Work to do – Tally the lines in the listing below that include "KABUPATEN". Answer with the count and nothing more.

━━━ Records for processing ━━━

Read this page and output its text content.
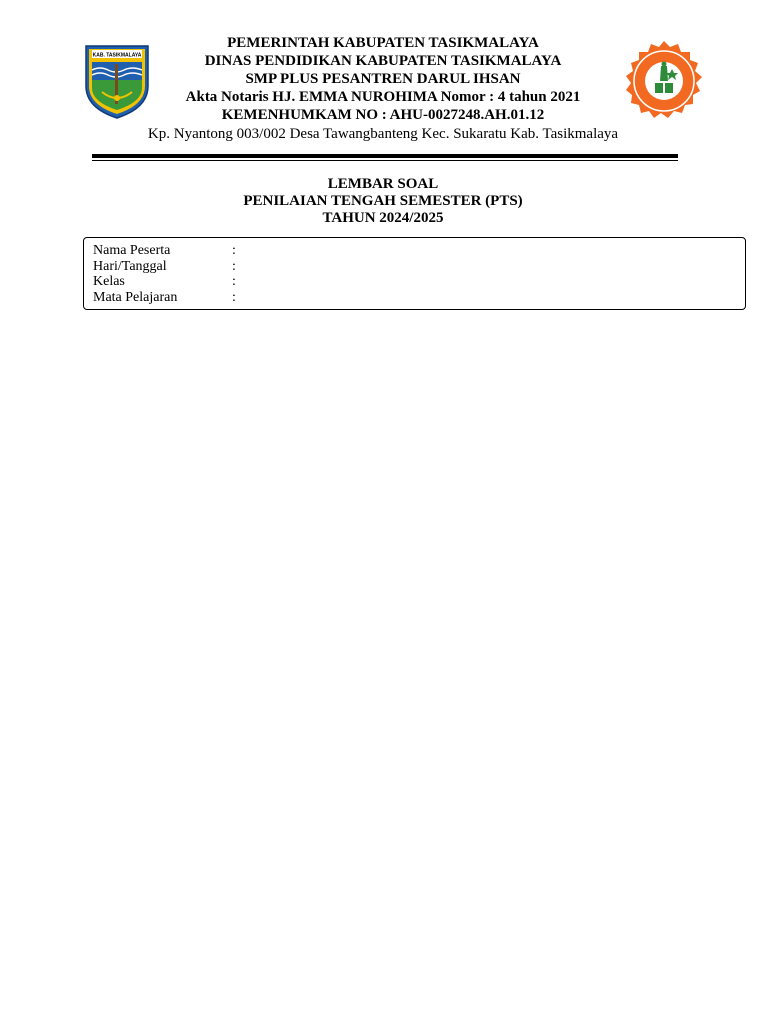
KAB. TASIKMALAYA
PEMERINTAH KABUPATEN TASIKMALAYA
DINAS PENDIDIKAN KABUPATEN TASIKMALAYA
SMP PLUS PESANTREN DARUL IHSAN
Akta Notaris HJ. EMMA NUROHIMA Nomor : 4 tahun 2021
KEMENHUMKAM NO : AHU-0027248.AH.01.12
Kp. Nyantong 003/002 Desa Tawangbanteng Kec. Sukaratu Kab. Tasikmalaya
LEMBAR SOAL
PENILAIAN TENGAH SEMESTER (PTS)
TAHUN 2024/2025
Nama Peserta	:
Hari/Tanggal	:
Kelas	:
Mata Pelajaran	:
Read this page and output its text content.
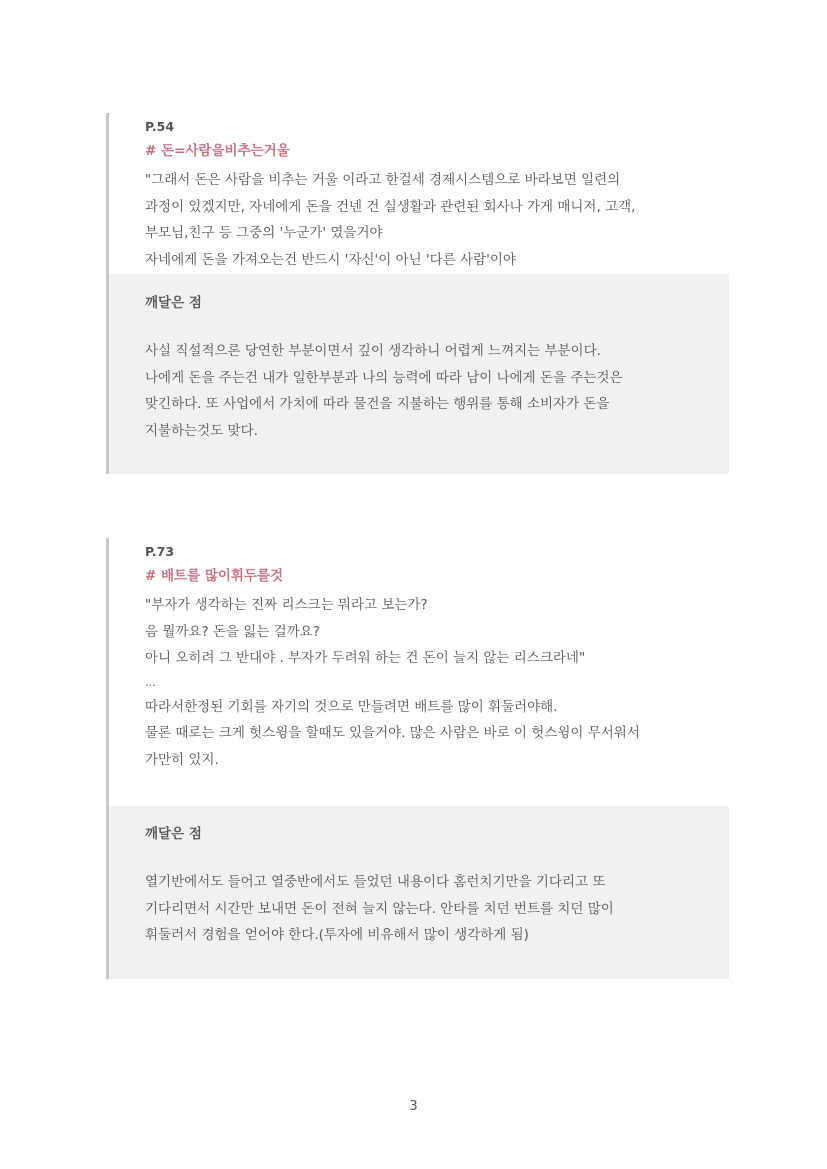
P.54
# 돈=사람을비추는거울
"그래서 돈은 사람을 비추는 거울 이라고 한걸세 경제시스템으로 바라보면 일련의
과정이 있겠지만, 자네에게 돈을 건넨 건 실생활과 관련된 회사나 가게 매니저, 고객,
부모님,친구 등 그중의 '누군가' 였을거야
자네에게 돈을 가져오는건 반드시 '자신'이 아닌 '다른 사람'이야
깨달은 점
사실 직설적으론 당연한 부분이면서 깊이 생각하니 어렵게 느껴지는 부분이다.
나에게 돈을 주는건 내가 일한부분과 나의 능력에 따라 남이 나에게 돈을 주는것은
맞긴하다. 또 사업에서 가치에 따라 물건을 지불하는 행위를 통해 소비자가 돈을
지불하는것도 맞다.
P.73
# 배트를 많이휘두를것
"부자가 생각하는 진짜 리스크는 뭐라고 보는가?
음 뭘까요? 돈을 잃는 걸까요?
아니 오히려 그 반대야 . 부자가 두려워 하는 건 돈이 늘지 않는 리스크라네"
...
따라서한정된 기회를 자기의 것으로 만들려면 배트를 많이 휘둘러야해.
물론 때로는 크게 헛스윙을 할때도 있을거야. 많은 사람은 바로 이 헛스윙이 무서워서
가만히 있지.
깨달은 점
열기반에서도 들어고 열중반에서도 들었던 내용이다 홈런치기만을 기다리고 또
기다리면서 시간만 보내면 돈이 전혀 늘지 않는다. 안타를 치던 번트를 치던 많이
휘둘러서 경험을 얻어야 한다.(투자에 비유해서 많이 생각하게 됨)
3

━━━

Right answer – 2